[Page layout parsing data]
-------------------------

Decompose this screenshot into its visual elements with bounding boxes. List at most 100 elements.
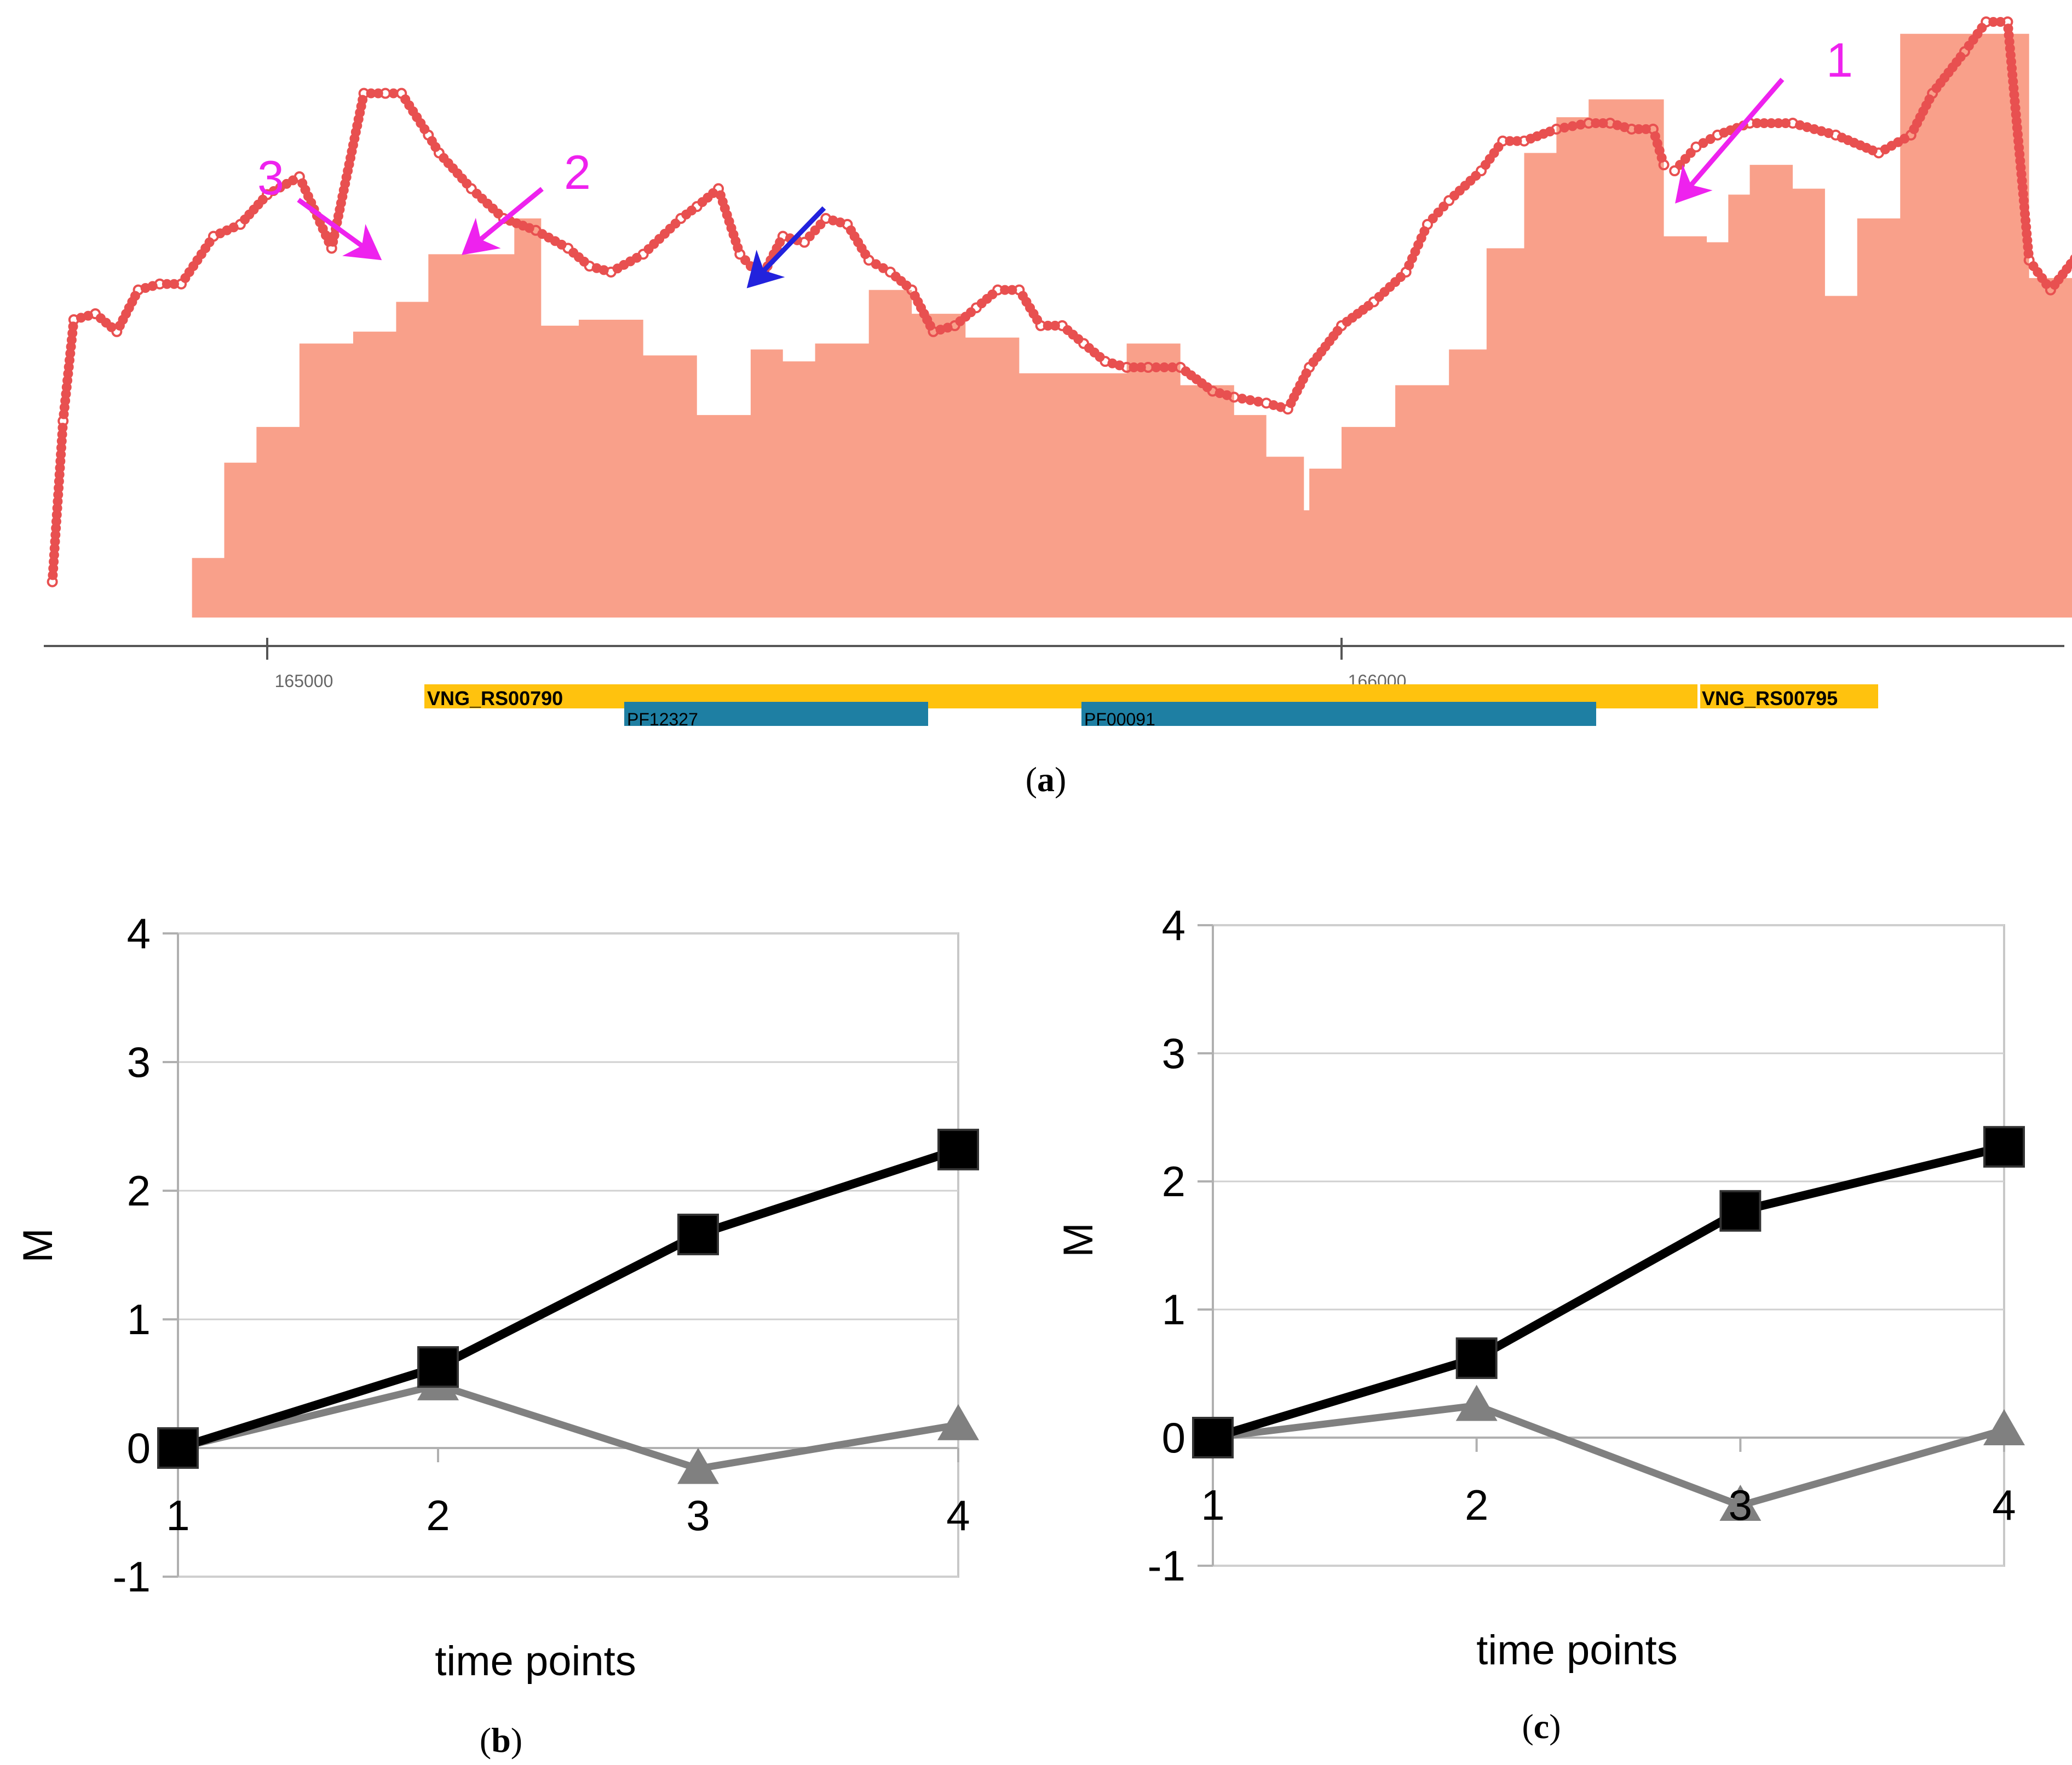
coverage-plot-area [47, 16, 2072, 618]
panel-b-gridlines [177, 932, 959, 1578]
series-black-squares [1192, 1126, 2025, 1458]
signal-trace [47, 16, 2072, 587]
arrow-1 [1675, 78, 1785, 204]
triangle-marker [1455, 1385, 1498, 1421]
arrow-3-label: 3 [257, 151, 284, 205]
x-tick-label: 4 [1992, 1481, 2016, 1529]
panel-b-ylabel: M [15, 1228, 61, 1262]
domain-label-PF00091: PF00091 [1084, 710, 1155, 729]
annotation-arrows: 1 2 3 [257, 33, 1853, 289]
trace-point [2070, 255, 2072, 263]
x-tick-label: 2 [426, 1491, 450, 1539]
series-gray-triangles [1192, 1385, 2025, 1521]
domain-bar-PF00091 [1081, 702, 1596, 726]
trace-point [670, 218, 681, 229]
square-marker [1192, 1417, 1234, 1458]
trace-point [799, 237, 810, 248]
x-tick-label: 3 [1729, 1481, 1752, 1529]
panel-c-series [1192, 1126, 2025, 1521]
trace-point [1159, 362, 1170, 373]
square-marker [1455, 1337, 1498, 1379]
trace-point [1658, 159, 1670, 171]
panel-c-gridlines [1212, 924, 2005, 1567]
triangle-marker [937, 1404, 979, 1440]
panel-c-xlabel: time points [1476, 1627, 1678, 1674]
caption-b-letter: b [491, 1721, 511, 1760]
y-tick-label: 2 [127, 1167, 151, 1215]
triangle-marker [1719, 1485, 1762, 1521]
y-tick-label: 0 [127, 1424, 151, 1472]
y-tick-label: 4 [127, 909, 151, 958]
gene-label-VNG_RS00795: VNG_RS00795 [1702, 687, 1838, 710]
series-line [1212, 1402, 2005, 1509]
trace-point [1559, 123, 1570, 133]
trace-point [1680, 154, 1690, 164]
series-black-squares [157, 1128, 979, 1469]
trace-point [804, 231, 815, 241]
trace-point [1433, 207, 1443, 218]
triangle-marker [677, 1447, 719, 1484]
series-gray-triangles [157, 1364, 979, 1484]
panel-c-axes [1198, 924, 2005, 1567]
coverage-area [192, 33, 2072, 618]
series-line [177, 1381, 959, 1473]
caption-c-letter: c [1534, 1707, 1549, 1746]
gene-label-VNG_RS00790: VNG_RS00790 [427, 687, 563, 710]
domain-bar-PF12327 [624, 702, 928, 726]
arrow-1-label: 1 [1826, 33, 1853, 87]
plot-frame [1212, 924, 2005, 1567]
series-line [176, 1145, 960, 1452]
trace-point [1428, 214, 1438, 224]
y-tick-label: -1 [113, 1553, 151, 1601]
arrow-2 [462, 187, 544, 255]
caption-a: (a) [1026, 760, 1067, 799]
caption-c: (c) [1522, 1707, 1561, 1746]
trace-point [637, 249, 649, 260]
y-tick-label: 4 [1162, 901, 1185, 949]
square-marker [677, 1213, 719, 1255]
y-tick-label: -1 [1148, 1542, 1185, 1590]
triangle-marker [157, 1427, 199, 1463]
y-tick-label: 2 [1162, 1157, 1185, 1205]
x-tick-label: 2 [1465, 1481, 1488, 1529]
triangle-marker [417, 1364, 459, 1400]
trace-point [1421, 218, 1433, 230]
panel-a-genome-track: 165000 166000 VNG_RS00790 VNG_RS00795 PF… [44, 16, 2072, 799]
x-tick-label: 1 [1201, 1481, 1224, 1529]
domain-label-PF12327: PF12327 [627, 710, 698, 729]
square-marker [157, 1427, 199, 1469]
trace-point [1245, 395, 1256, 405]
square-marker [937, 1128, 979, 1170]
trace-point [1151, 362, 1161, 373]
trace-point [734, 249, 746, 260]
genome-position-axis: 165000 166000 [44, 638, 2064, 691]
panel-b-series [157, 1128, 979, 1484]
caption-a-letter: a [1037, 760, 1055, 799]
gene-annotation-track: VNG_RS00790 VNG_RS00795 PF12327 PF00091 [424, 684, 1878, 729]
panel-b-axes [163, 932, 959, 1578]
y-tick-label: 3 [127, 1038, 151, 1086]
triangle-marker [1983, 1409, 2025, 1445]
y-tick-label: 1 [1162, 1285, 1185, 1334]
x-tick-label: 3 [686, 1491, 710, 1539]
x-tick-label: 1 [166, 1491, 189, 1539]
trace-point [1237, 394, 1247, 404]
blue-arrow [746, 206, 826, 289]
panel-c-ylabel: M [1055, 1222, 1102, 1257]
panel-b-xlabel: time points [435, 1638, 636, 1685]
y-tick-label: 0 [1162, 1414, 1185, 1462]
y-tick-label: 3 [1162, 1029, 1185, 1077]
trace-point [810, 225, 820, 235]
trace-point [1368, 296, 1379, 308]
square-marker [417, 1346, 459, 1388]
trace-point [465, 183, 477, 194]
series-line [1211, 1143, 2005, 1442]
arrow-2-label: 2 [564, 145, 591, 199]
y-tick-label: 1 [127, 1295, 151, 1343]
square-marker [1983, 1126, 2025, 1168]
triangle-marker [1192, 1417, 1234, 1453]
trace-point [1443, 195, 1455, 206]
tick-label-165000: 165000 [275, 671, 333, 691]
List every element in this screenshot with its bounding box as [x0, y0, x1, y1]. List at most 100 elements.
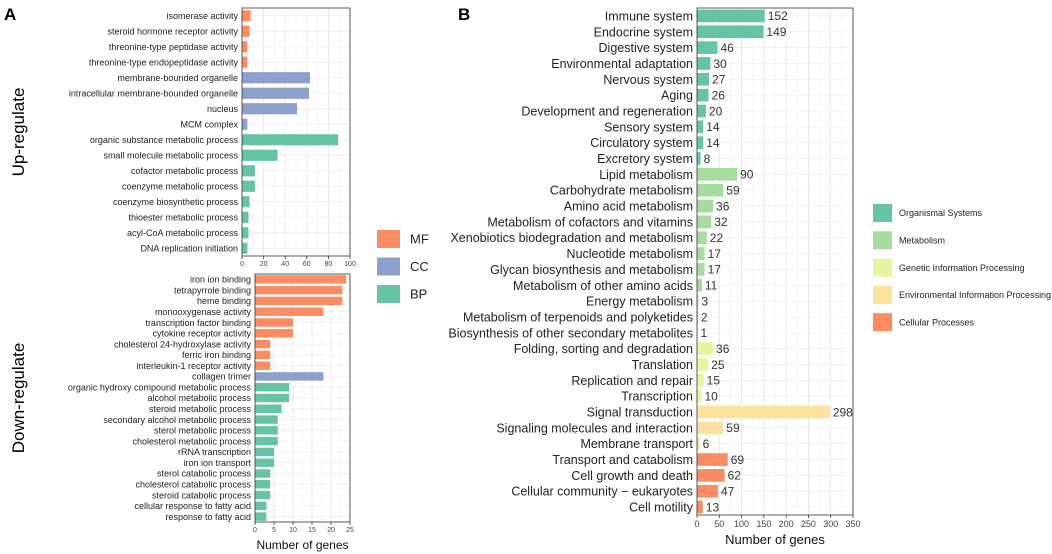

-------------------------

Work required:
Reproduce the lines above exactly, please, but not the pictures in them.

Solved problem:
Decompose this screenshot into its visual elements with bounding boxes. List at most 100 elements.
coverage-plot-area [47, 16, 2072, 618]
panel-b-gridlines [177, 932, 959, 1578]
series-black-squares [1192, 1126, 2025, 1458]
signal-trace [47, 16, 2072, 587]
arrow-1 [1675, 78, 1785, 204]
triangle-marker [1455, 1385, 1498, 1421]
arrow-3-label: 3 [257, 151, 284, 205]
x-tick-label: 4 [1992, 1481, 2016, 1529]
panel-b-ylabel: M [15, 1228, 61, 1262]
domain-label-PF00091: PF00091 [1084, 710, 1155, 729]
annotation-arrows: 1 2 3 [257, 33, 1853, 289]
trace-point [2070, 255, 2072, 263]
x-tick-label: 2 [426, 1491, 450, 1539]
series-gray-triangles [1192, 1385, 2025, 1521]
domain-bar-PF00091 [1081, 702, 1596, 726]
trace-point [670, 218, 681, 229]
square-marker [1192, 1417, 1234, 1458]
trace-point [799, 237, 810, 248]
x-tick-label: 3 [1729, 1481, 1752, 1529]
panel-c-series [1192, 1126, 2025, 1521]
trace-point [1159, 362, 1170, 373]
square-marker [1455, 1337, 1498, 1379]
trace-point [1658, 159, 1670, 171]
panel-c-gridlines [1212, 924, 2005, 1567]
triangle-marker [937, 1404, 979, 1440]
panel-c-xlabel: time points [1476, 1627, 1678, 1674]
caption-b-letter: b [491, 1721, 511, 1760]
y-tick-label: 2 [127, 1167, 151, 1215]
triangle-marker [1719, 1485, 1762, 1521]
y-tick-label: 0 [127, 1424, 151, 1472]
y-tick-label: 4 [127, 909, 151, 958]
gene-label-VNG_RS00795: VNG_RS00795 [1702, 687, 1838, 710]
series-line [1212, 1402, 2005, 1509]
trace-point [1559, 123, 1570, 133]
trace-point [1680, 154, 1690, 164]
series-black-squares [157, 1128, 979, 1469]
trace-point [804, 231, 815, 241]
trace-point [1433, 207, 1443, 218]
triangle-marker [677, 1447, 719, 1484]
series-gray-triangles [157, 1364, 979, 1484]
panel-c-axes [1198, 924, 2005, 1567]
coverage-area [192, 33, 2072, 618]
series-line [177, 1381, 959, 1473]
caption-c-letter: c [1534, 1707, 1549, 1746]
gene-label-VNG_RS00790: VNG_RS00790 [427, 687, 563, 710]
domain-bar-PF12327 [624, 702, 928, 726]
arrow-1-label: 1 [1826, 33, 1853, 87]
plot-frame [1212, 924, 2005, 1567]
series-line [176, 1145, 960, 1452]
trace-point [1428, 214, 1438, 224]
y-tick-label: -1 [113, 1553, 151, 1601]
arrow-2 [462, 187, 544, 255]
caption-a: (a) [1026, 760, 1067, 799]
caption-c: (c) [1522, 1707, 1561, 1746]
trace-point [637, 249, 649, 260]
y-tick-label: 4 [1162, 901, 1185, 949]
square-marker [677, 1213, 719, 1255]
y-tick-label: -1 [1148, 1542, 1185, 1590]
triangle-marker [157, 1427, 199, 1463]
y-tick-label: 2 [1162, 1157, 1185, 1205]
x-tick-label: 2 [1465, 1481, 1488, 1529]
triangle-marker [417, 1364, 459, 1400]
trace-point [1421, 218, 1433, 230]
panel-a-genome-track: 165000 166000 VNG_RS00790 VNG_RS00795 PF… [44, 16, 2072, 799]
x-tick-label: 1 [1201, 1481, 1224, 1529]
domain-label-PF12327: PF12327 [627, 710, 698, 729]
square-marker [157, 1427, 199, 1469]
trace-point [1245, 395, 1256, 405]
square-marker [937, 1128, 979, 1170]
trace-point [1151, 362, 1161, 373]
trace-point [734, 249, 746, 260]
genome-position-axis: 165000 166000 [44, 638, 2064, 691]
panel-b-series [157, 1128, 979, 1484]
caption-a-letter: a [1037, 760, 1055, 799]
gene-annotation-track: VNG_RS00790 VNG_RS00795 PF12327 PF00091 [424, 684, 1878, 729]
panel-b-axes [163, 932, 959, 1578]
y-tick-label: 3 [127, 1038, 151, 1086]
triangle-marker [1983, 1409, 2025, 1445]
y-tick-label: 1 [1162, 1285, 1185, 1334]
x-tick-label: 3 [686, 1491, 710, 1539]
x-tick-label: 1 [166, 1491, 189, 1539]
trace-point [1237, 394, 1247, 404]
blue-arrow [746, 206, 826, 289]
panel-c-ylabel: M [1055, 1222, 1102, 1257]
panel-b-xlabel: time points [435, 1638, 636, 1685]
y-tick-label: 0 [1162, 1414, 1185, 1462]
y-tick-label: 3 [1162, 1029, 1185, 1077]
trace-point [810, 225, 820, 235]
trace-point [1368, 296, 1379, 308]
square-marker [417, 1346, 459, 1388]
trace-point [465, 183, 477, 194]
series-line [1211, 1143, 2005, 1442]
arrow-2-label: 2 [564, 145, 591, 199]
y-tick-label: 1 [127, 1295, 151, 1343]
square-marker [1983, 1126, 2025, 1168]
triangle-marker [1192, 1417, 1234, 1453]
trace-point [1443, 195, 1455, 206]
tick-label-165000: 165000 [275, 671, 333, 691]
List every element in this screenshot with its bounding box as [x0, y0, x1, y1]. List at most 100 elements.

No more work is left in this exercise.